## [GIVEN PROBLEM]
Turn each line of the records below into a JSON list of strings, one string per line, leaving out blank lines and any pictures.

## [PROVIDED INFORMATION]

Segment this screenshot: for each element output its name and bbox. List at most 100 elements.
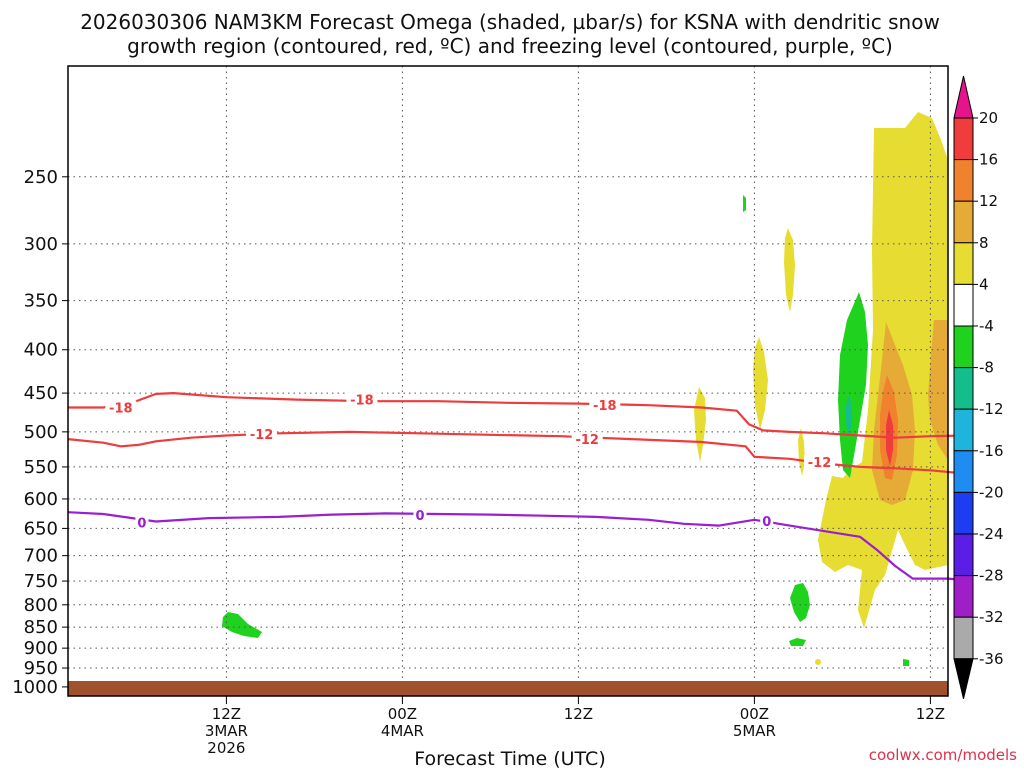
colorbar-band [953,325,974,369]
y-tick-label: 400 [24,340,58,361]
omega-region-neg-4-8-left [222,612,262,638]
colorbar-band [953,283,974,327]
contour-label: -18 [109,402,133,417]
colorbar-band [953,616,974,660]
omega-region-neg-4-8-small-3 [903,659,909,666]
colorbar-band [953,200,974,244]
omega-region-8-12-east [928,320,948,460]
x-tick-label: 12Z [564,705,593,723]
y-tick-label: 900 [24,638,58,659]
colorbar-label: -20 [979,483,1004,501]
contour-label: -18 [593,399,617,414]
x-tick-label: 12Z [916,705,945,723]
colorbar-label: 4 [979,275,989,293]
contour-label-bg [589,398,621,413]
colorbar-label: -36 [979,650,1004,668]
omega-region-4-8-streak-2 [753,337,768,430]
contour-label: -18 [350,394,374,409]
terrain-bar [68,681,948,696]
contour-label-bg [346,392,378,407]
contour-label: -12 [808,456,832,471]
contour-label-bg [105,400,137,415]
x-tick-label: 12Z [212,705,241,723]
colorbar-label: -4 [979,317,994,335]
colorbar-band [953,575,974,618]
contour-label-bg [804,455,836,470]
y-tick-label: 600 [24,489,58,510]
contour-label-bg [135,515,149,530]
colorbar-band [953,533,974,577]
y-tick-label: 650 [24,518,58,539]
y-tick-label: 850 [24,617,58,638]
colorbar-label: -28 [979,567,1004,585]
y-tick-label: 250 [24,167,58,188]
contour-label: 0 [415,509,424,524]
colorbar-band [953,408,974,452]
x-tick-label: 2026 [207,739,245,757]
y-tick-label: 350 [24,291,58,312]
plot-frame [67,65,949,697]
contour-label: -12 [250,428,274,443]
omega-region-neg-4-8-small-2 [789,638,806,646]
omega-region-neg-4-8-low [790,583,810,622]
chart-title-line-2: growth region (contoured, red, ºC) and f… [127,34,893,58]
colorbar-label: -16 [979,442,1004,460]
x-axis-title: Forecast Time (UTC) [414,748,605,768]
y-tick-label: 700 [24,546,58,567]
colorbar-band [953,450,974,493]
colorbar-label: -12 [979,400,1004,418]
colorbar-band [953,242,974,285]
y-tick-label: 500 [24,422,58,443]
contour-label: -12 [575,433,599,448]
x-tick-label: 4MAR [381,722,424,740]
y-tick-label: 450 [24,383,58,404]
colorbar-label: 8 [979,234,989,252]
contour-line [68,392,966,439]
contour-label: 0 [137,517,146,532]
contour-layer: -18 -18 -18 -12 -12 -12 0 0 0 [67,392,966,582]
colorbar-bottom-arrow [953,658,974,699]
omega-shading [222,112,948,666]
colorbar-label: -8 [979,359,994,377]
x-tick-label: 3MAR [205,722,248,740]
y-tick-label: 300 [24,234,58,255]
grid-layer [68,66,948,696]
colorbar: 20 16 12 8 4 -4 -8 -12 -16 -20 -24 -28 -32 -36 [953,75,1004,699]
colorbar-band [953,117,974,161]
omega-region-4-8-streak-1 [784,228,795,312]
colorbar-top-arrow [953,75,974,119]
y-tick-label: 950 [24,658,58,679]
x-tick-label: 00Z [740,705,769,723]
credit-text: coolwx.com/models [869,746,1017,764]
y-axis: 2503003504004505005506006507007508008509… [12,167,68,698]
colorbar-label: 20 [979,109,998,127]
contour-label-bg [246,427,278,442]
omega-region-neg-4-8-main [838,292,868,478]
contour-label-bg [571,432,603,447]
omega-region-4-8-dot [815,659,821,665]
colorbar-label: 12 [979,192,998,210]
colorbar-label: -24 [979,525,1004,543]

## [EXERCISE SOLUTION]
[
  "Segment this screenshot: for each element output its name and bbox. List at most 100 elements.",
  "colorbar-band [953,325,974,369]",
  "y-tick-label: 400 [24,340,58,361]",
  "omega-region-neg-4-8-left [222,612,262,638]",
  "colorbar-band [953,283,974,327]",
  "contour-label: -18 [109,402,133,417]",
  "colorbar-band [953,616,974,660]",
  "omega-region-neg-4-8-small-3 [903,659,909,666]",
  "colorbar-band [953,200,974,244]",
  "omega-region-8-12-east [928,320,948,460]",
  "x-tick-label: 12Z [564,705,593,723]",
  "y-tick-label: 900 [24,638,58,659]",
  "colorbar-label: -20 [979,483,1004,501]",
  "contour-label: -18 [593,399,617,414]",
  "x-tick-label: 12Z [916,705,945,723]",
  "colorbar-label: 4 [979,275,989,293]",
  "contour-label-bg [589,398,621,413]",
  "colorbar-label: -36 [979,650,1004,668]",
  "omega-region-4-8-streak-2 [753,337,768,430]",
  "contour-label: -18 [350,394,374,409]",
  "terrain-bar [68,681,948,696]",
  "contour-label-bg [346,392,378,407]",
  "contour-label: -12 [808,456,832,471]",
  "contour-label-bg [105,400,137,415]",
  "x-tick-label: 12Z [212,705,241,723]",
  "colorbar-label: -4 [979,317,994,335]",
  "colorbar-band [953,575,974,618]",
  "contour-label-bg [804,455,836,470]",
  "y-tick-label: 600 [24,489,58,510]",
  "contour-label-bg [135,515,149,530]",
  "colorbar-band [953,533,974,577]",
  "y-tick-label: 650 [24,518,58,539]",
  "y-tick-label: 850 [24,617,58,638]",
  "colorbar-label: -28 [979,567,1004,585]",
  "y-tick-label: 250 [24,167,58,188]",
  "contour-label: 0 [415,509,424,524]",
  "colorbar-band [953,408,974,452]",
  "x-tick-label: 2026 [207,739,245,757]",
  "y-tick-label: 350 [24,291,58,312]",
  "plot-frame [67,65,949,697]",
  "contour-label: -12 [250,428,274,443]",
  "omega-region-neg-4-8-small-2 [789,638,806,646]",
  "omega-region-neg-4-8-low [790,583,810,622]",
  "chart-title-line-2: growth region (contoured, red, ºC) and f… [127,34,893,58]",
  "colorbar-label: -16 [979,442,1004,460]",
  "x-axis-title: Forecast Time (UTC) [414,748,605,768]",
  "y-tick-label: 700 [24,546,58,567]",
  "colorbar-band [953,450,974,493]",
  "colorbar-label: -12 [979,400,1004,418]",
  "colorbar-band [953,242,974,285]",
  "y-tick-label: 500 [24,422,58,443]",
  "contour-label: -12 [575,433,599,448]",
  "x-tick-label: 4MAR [381,722,424,740]",
  "y-tick-label: 450 [24,383,58,404]",
  "colorbar-label: 8 [979,234,989,252]",
  "contour-line [68,392,966,439]",
  "contour-label: 0 [137,517,146,532]",
  "contour-layer: -18 -18 -18 -12 -12 -12 0 0 0 [67,392,966,582]",
  "colorbar-bottom-arrow [953,658,974,699]",
  "omega-shading [222,112,948,666]",
  "colorbar-label: -8 [979,359,994,377]",
  "x-tick-label: 3MAR [205,722,248,740]",
  "y-tick-label: 300 [24,234,58,255]",
  "grid-layer [68,66,948,696]",
  "colorbar: 20 16 12 8 4 -4 -8 -12 -16 -20 -24 -28 -32 -36 [953,75,1004,699]",
  "colorbar-band [953,117,974,161]",
  "omega-region-4-8-streak-1 [784,228,795,312]",
  "colorbar-top-arrow [953,75,974,119]",
  "y-tick-label: 950 [24,658,58,679]",
  "x-tick-label: 00Z [740,705,769,723]",
  "credit-text: coolwx.com/models [869,746,1017,764]",
  "y-axis: 2503003504004505005506006507007508008509… [12,167,68,698]",
  "colorbar-label: 20 [979,109,998,127]",
  "contour-label-bg [246,427,278,442]",
  "omega-region-neg-4-8-main [838,292,868,478]",
  "contour-label-bg [571,432,603,447]",
  "omega-region-4-8-dot [815,659,821,665]",
  "colorbar-label: 12 [979,192,998,210]",
  "colorbar-label: -24 [979,525,1004,543]"
]